__THE PROBLEM__
Without the pictures, output the records below word for word.

** Start **

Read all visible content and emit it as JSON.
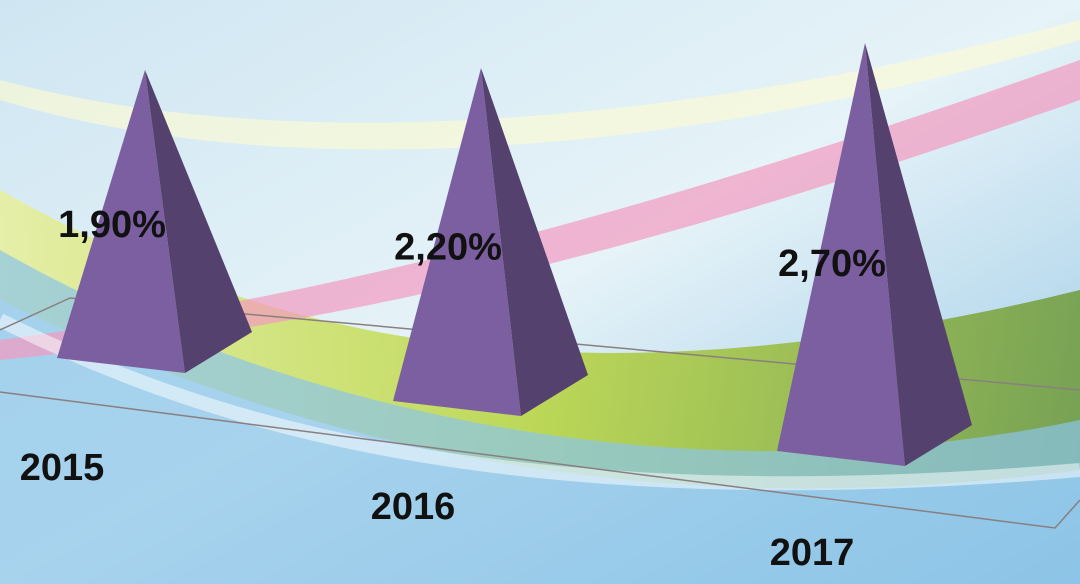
{
  "chart_data": {
    "type": "pyramid3d",
    "categories": [
      "2015",
      "2016",
      "2017"
    ],
    "values": [
      1.9,
      2.2,
      2.7
    ],
    "value_labels": [
      "1,90%",
      "2,20%",
      "2,70%"
    ],
    "color": "#7b5fa0"
  }
}
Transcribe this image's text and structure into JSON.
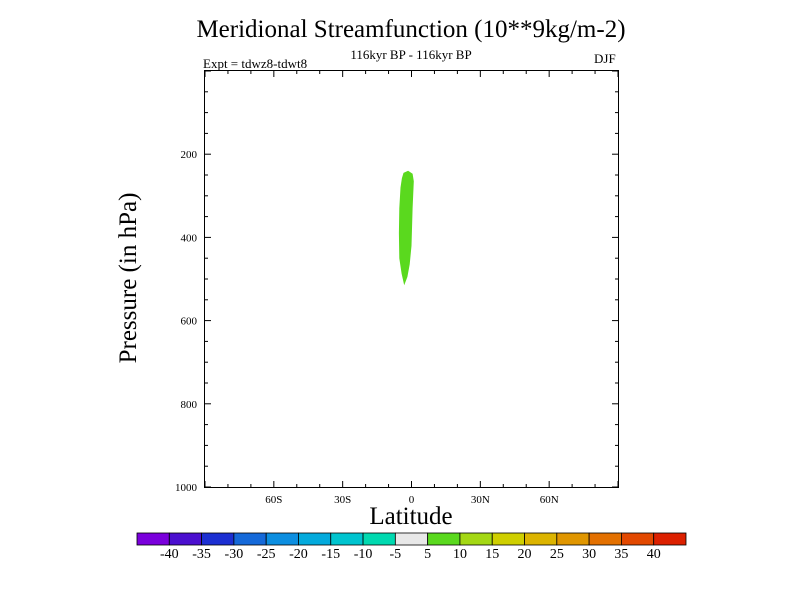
{
  "chart_data": {
    "type": "contour",
    "title": "Meridional Streamfunction (10**9kg/m-2)",
    "subtitle": "116kyr BP - 116kyr BP",
    "experiment_label": "Expt = tdwz8-tdwt8",
    "season": "DJF",
    "xlabel": "Latitude",
    "ylabel": "Pressure (in hPa)",
    "xlim": [
      -90,
      90
    ],
    "ylim": [
      1000,
      0
    ],
    "x_tick_labels": [
      {
        "value": -60,
        "label": "60S"
      },
      {
        "value": -30,
        "label": "30S"
      },
      {
        "value": 0,
        "label": "0"
      },
      {
        "value": 30,
        "label": "30N"
      },
      {
        "value": 60,
        "label": "60N"
      }
    ],
    "y_tick_labels": [
      {
        "value": 200,
        "label": "200"
      },
      {
        "value": 400,
        "label": "400"
      },
      {
        "value": 600,
        "label": "600"
      },
      {
        "value": 800,
        "label": "800"
      },
      {
        "value": 1000,
        "label": "1000"
      }
    ],
    "filled_region": {
      "level_range": [
        5,
        10
      ],
      "color": "#5ad91e",
      "outline": [
        [
          -3.5,
          245
        ],
        [
          -1.5,
          240
        ],
        [
          0.5,
          247
        ],
        [
          1.0,
          265
        ],
        [
          0.5,
          330
        ],
        [
          0.0,
          420
        ],
        [
          -0.8,
          465
        ],
        [
          -1.8,
          495
        ],
        [
          -3.2,
          515
        ],
        [
          -4.3,
          487
        ],
        [
          -5.3,
          450
        ],
        [
          -5.5,
          390
        ],
        [
          -5.3,
          330
        ],
        [
          -4.8,
          280
        ],
        [
          -4.2,
          258
        ]
      ]
    },
    "colorbar": {
      "labels": [
        "-40",
        "-35",
        "-30",
        "-25",
        "-20",
        "-15",
        "-10",
        "-5",
        "5",
        "10",
        "15",
        "20",
        "25",
        "30",
        "35",
        "40"
      ],
      "colors": [
        "#7a00dc",
        "#4b0fcf",
        "#1c2fd2",
        "#1569d9",
        "#0c8ee0",
        "#03aadc",
        "#00c4cf",
        "#00d9b0",
        "#e8e8e8",
        "#5ad91e",
        "#a4d814",
        "#cfcf00",
        "#dcb400",
        "#e09600",
        "#e37000",
        "#e24800",
        "#dc2000"
      ]
    }
  }
}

** End **

__EXERCISE RESULT__
Read all visible content and emit it as JSON.
{
  "chart_data": {
    "type": "pyramid3d",
    "categories": [
      "2015",
      "2016",
      "2017"
    ],
    "values": [
      1.9,
      2.2,
      2.7
    ],
    "value_labels": [
      "1,90%",
      "2,20%",
      "2,70%"
    ],
    "color": "#7b5fa0"
  }
}
Transcribe this image's text and structure into JSON.
{
  "chart_data": {
    "type": "contour",
    "title": "Meridional Streamfunction (10**9kg/m-2)",
    "subtitle": "116kyr BP - 116kyr BP",
    "experiment_label": "Expt = tdwz8-tdwt8",
    "season": "DJF",
    "xlabel": "Latitude",
    "ylabel": "Pressure (in hPa)",
    "xlim": [
      -90,
      90
    ],
    "ylim": [
      1000,
      0
    ],
    "x_tick_labels": [
      {
        "value": -60,
        "label": "60S"
      },
      {
        "value": -30,
        "label": "30S"
      },
      {
        "value": 0,
        "label": "0"
      },
      {
        "value": 30,
        "label": "30N"
      },
      {
        "value": 60,
        "label": "60N"
      }
    ],
    "y_tick_labels": [
      {
        "value": 200,
        "label": "200"
      },
      {
        "value": 400,
        "label": "400"
      },
      {
        "value": 600,
        "label": "600"
      },
      {
        "value": 800,
        "label": "800"
      },
      {
        "value": 1000,
        "label": "1000"
      }
    ],
    "filled_region": {
      "level_range": [
        5,
        10
      ],
      "color": "#5ad91e",
      "outline": [
        [
          -3.5,
          245
        ],
        [
          -1.5,
          240
        ],
        [
          0.5,
          247
        ],
        [
          1.0,
          265
        ],
        [
          0.5,
          330
        ],
        [
          0.0,
          420
        ],
        [
          -0.8,
          465
        ],
        [
          -1.8,
          495
        ],
        [
          -3.2,
          515
        ],
        [
          -4.3,
          487
        ],
        [
          -5.3,
          450
        ],
        [
          -5.5,
          390
        ],
        [
          -5.3,
          330
        ],
        [
          -4.8,
          280
        ],
        [
          -4.2,
          258
        ]
      ]
    },
    "colorbar": {
      "labels": [
        "-40",
        "-35",
        "-30",
        "-25",
        "-20",
        "-15",
        "-10",
        "-5",
        "5",
        "10",
        "15",
        "20",
        "25",
        "30",
        "35",
        "40"
      ],
      "colors": [
        "#7a00dc",
        "#4b0fcf",
        "#1c2fd2",
        "#1569d9",
        "#0c8ee0",
        "#03aadc",
        "#00c4cf",
        "#00d9b0",
        "#e8e8e8",
        "#5ad91e",
        "#a4d814",
        "#cfcf00",
        "#dcb400",
        "#e09600",
        "#e37000",
        "#e24800",
        "#dc2000"
      ]
    }
  }
}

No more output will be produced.